• Data shown:
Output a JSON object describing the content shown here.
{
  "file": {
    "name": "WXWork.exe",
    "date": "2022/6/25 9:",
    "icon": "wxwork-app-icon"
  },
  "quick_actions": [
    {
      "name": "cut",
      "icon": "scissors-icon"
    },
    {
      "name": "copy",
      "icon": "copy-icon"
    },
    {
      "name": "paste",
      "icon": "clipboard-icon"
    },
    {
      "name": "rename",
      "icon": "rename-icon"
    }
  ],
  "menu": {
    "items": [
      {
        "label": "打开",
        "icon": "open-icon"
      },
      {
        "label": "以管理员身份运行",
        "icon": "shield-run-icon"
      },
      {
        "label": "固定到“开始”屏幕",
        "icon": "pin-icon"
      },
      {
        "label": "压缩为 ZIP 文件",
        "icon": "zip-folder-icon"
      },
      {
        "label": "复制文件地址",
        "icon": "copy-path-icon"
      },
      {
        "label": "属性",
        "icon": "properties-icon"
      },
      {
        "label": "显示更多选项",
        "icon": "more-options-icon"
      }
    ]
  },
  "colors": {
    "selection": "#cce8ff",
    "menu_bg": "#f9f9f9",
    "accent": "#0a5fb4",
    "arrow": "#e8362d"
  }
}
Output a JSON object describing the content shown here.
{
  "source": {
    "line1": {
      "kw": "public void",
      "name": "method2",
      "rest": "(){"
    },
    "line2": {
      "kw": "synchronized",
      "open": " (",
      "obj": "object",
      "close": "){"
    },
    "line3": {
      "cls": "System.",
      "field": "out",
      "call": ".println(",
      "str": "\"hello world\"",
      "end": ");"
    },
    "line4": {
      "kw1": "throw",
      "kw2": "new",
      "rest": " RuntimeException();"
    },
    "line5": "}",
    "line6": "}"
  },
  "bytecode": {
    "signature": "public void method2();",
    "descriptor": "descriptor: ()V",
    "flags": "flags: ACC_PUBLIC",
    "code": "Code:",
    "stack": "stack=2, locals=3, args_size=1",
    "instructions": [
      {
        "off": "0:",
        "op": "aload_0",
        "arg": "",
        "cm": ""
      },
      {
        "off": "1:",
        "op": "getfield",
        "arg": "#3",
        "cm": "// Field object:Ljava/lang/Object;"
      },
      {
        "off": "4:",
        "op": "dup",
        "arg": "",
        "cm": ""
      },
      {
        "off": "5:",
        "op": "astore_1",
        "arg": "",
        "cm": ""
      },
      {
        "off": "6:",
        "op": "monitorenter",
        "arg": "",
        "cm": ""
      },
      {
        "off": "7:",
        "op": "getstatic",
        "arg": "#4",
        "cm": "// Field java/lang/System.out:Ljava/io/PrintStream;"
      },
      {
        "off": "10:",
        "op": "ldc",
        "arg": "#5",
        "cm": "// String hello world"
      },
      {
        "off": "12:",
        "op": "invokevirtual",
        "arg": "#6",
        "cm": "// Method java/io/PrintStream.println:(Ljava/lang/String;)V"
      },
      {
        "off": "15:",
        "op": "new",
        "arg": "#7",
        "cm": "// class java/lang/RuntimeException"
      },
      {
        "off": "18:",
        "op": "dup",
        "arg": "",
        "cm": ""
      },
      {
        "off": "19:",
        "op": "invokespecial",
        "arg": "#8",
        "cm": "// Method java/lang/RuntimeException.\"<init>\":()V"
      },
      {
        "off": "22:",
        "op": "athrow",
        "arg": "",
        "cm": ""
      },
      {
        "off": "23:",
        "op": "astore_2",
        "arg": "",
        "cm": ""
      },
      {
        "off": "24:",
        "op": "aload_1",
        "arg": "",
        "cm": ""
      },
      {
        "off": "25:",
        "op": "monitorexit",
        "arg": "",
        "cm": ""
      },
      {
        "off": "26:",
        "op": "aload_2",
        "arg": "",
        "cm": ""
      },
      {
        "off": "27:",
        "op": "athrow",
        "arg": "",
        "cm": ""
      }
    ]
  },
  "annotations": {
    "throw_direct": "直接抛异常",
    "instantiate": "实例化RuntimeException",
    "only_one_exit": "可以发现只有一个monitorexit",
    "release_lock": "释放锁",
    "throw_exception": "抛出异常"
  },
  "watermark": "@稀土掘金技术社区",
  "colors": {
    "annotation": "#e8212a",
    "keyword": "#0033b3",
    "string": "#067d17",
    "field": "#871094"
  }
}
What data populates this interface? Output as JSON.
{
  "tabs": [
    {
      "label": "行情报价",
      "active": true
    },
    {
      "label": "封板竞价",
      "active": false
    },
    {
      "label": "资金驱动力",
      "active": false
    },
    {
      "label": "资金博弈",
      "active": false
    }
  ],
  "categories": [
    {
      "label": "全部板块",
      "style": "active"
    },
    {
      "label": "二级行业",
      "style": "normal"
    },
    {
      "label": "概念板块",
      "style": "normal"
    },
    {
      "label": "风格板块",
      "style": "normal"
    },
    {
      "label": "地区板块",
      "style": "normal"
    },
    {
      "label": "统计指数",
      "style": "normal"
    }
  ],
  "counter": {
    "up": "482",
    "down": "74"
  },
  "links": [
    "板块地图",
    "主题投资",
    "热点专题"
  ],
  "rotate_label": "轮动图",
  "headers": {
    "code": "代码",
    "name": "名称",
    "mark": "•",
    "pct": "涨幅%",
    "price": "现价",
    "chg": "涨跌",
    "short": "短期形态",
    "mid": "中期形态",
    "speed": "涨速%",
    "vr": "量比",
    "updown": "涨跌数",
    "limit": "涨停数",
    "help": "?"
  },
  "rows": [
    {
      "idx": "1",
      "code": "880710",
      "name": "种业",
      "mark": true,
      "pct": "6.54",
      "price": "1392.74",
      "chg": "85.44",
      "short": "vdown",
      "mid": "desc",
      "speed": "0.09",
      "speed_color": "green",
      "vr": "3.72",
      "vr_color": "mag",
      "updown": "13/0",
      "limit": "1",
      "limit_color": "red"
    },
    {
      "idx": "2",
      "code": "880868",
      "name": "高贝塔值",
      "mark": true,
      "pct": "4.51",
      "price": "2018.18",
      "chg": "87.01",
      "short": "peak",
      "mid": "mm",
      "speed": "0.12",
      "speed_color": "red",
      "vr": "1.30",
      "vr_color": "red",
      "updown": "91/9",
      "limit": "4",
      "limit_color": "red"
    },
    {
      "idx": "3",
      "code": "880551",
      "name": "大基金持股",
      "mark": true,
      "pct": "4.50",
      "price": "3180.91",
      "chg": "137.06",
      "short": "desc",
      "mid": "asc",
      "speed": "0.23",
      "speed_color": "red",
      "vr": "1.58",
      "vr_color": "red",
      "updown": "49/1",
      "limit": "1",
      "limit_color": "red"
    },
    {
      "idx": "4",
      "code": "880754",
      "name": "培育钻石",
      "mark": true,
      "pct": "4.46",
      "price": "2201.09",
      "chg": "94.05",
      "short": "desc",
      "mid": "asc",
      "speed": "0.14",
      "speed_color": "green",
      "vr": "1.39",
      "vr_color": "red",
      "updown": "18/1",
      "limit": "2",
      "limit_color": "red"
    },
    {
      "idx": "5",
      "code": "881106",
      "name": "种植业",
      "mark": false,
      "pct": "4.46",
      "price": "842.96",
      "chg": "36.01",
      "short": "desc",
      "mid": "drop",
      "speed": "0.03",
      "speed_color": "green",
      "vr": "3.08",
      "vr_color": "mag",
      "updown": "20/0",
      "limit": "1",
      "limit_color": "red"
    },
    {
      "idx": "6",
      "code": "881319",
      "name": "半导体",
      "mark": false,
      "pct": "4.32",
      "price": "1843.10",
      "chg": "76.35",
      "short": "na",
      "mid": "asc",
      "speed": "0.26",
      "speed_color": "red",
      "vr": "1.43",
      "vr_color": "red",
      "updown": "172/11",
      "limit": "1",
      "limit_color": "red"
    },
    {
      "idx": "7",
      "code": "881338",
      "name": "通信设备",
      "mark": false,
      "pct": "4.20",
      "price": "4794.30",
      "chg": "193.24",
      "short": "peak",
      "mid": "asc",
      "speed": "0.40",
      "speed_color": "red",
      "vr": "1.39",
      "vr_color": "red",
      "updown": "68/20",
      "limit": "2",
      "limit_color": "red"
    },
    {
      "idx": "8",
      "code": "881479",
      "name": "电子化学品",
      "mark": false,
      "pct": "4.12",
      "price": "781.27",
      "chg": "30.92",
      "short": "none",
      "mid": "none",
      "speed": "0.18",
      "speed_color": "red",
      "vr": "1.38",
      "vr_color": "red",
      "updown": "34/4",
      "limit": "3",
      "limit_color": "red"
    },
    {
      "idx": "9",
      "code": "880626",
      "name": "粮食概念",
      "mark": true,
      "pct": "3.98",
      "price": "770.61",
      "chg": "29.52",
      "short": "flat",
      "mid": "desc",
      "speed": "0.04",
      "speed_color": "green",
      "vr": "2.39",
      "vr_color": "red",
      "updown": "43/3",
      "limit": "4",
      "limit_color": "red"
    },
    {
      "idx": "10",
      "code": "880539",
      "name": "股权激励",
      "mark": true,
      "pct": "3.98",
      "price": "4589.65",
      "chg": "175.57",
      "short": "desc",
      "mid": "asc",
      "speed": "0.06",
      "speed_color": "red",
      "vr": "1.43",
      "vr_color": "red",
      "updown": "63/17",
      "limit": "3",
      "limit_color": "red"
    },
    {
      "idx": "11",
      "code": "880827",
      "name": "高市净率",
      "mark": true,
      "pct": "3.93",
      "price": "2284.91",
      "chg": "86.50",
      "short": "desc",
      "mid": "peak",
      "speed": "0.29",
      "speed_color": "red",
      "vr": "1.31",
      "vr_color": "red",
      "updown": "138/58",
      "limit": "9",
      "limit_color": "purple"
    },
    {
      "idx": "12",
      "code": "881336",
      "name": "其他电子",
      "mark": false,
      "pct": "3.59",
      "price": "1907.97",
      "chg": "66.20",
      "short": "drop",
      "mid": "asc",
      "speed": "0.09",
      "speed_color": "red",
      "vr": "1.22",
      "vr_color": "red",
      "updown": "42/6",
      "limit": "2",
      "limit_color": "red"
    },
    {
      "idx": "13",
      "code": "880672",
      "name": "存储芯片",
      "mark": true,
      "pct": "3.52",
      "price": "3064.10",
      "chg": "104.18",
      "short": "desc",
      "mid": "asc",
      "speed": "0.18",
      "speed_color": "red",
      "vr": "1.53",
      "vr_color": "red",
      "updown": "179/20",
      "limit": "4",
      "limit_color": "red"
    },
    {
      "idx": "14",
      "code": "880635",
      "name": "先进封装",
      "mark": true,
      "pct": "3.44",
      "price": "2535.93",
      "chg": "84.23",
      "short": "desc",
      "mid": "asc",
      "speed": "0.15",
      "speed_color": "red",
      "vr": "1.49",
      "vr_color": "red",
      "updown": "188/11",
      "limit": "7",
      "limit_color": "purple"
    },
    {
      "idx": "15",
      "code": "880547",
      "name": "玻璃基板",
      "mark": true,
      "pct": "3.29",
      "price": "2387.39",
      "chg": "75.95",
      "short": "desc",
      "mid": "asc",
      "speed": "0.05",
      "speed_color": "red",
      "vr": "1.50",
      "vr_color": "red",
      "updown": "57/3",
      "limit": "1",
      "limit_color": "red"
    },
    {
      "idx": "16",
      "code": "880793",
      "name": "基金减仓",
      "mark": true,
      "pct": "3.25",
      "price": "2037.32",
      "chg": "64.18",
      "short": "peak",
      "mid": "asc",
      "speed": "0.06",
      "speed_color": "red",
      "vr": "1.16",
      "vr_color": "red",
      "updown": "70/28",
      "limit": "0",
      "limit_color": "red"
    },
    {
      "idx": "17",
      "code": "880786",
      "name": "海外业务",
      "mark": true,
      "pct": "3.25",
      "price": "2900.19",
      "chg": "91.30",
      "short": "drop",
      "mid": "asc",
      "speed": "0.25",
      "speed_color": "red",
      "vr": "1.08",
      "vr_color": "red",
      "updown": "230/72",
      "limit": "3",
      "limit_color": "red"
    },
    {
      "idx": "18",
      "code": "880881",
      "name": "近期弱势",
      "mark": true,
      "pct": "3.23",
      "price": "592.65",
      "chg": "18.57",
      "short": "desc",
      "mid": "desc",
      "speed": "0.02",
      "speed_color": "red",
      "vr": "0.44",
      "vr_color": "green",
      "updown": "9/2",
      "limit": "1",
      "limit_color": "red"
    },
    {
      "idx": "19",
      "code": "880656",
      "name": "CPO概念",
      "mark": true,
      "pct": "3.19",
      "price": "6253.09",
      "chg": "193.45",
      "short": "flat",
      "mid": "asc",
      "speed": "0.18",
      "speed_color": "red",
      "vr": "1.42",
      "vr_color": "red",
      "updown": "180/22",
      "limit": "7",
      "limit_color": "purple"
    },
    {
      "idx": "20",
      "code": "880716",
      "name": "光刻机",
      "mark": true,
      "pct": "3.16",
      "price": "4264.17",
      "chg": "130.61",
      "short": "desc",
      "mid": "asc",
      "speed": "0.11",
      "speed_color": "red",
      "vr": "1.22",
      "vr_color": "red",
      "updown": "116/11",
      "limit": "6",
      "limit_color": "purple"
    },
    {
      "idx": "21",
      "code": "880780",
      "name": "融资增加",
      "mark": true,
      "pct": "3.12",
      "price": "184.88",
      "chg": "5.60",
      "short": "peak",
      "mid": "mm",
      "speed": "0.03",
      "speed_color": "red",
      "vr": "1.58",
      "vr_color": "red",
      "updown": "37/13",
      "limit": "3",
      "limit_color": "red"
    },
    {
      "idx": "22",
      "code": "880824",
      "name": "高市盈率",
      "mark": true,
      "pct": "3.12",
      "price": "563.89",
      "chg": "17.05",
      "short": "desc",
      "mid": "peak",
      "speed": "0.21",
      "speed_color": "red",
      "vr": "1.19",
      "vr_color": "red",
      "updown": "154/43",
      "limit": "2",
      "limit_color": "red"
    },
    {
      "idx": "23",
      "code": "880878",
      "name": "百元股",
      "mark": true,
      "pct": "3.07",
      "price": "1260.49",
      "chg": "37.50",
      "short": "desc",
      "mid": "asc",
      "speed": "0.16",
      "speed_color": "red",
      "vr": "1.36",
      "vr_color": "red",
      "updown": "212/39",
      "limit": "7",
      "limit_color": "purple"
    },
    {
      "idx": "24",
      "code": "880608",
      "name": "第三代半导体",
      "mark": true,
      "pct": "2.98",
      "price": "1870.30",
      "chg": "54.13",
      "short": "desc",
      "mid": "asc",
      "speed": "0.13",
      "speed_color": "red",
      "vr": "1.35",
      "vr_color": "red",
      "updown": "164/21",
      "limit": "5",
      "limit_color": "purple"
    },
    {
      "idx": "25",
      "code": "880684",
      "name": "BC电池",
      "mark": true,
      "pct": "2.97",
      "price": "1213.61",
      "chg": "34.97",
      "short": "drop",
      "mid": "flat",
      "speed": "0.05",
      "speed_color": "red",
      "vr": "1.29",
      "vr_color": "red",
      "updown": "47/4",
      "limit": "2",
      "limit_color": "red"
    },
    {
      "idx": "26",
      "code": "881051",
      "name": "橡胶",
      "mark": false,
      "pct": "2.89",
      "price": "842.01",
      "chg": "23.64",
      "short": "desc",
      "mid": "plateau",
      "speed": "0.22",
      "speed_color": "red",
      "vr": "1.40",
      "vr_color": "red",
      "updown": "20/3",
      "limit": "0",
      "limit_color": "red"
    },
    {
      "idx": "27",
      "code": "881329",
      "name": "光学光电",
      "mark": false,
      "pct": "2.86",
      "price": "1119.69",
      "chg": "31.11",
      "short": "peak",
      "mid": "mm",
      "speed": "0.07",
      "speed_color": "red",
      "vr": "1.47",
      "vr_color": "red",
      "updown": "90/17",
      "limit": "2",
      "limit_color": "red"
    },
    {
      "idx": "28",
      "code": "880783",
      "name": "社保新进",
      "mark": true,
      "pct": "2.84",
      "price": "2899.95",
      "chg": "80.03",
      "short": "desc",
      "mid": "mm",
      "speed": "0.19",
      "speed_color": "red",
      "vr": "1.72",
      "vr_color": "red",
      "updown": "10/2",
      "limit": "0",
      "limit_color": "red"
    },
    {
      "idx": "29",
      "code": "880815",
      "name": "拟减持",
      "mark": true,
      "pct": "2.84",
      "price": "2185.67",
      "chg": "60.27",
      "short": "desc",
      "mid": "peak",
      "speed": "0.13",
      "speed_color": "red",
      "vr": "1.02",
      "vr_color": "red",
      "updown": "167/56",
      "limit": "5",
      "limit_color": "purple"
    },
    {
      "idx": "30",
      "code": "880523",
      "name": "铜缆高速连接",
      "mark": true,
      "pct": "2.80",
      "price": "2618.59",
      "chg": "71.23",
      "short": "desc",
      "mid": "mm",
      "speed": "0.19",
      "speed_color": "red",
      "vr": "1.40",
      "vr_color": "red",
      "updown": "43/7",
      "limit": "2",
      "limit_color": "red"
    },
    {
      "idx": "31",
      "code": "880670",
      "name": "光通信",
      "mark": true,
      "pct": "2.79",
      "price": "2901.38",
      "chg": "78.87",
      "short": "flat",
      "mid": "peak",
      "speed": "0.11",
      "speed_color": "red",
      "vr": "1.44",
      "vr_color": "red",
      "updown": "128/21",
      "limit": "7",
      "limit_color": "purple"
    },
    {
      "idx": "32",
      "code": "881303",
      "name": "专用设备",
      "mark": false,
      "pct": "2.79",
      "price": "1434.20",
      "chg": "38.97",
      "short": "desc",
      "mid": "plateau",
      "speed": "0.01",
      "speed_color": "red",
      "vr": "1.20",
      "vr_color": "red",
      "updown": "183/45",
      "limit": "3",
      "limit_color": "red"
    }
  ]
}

• Task instructions: From the listing above, find the number of lines with the word "hello" in them. Answer with the number only.

• Exercise output: 2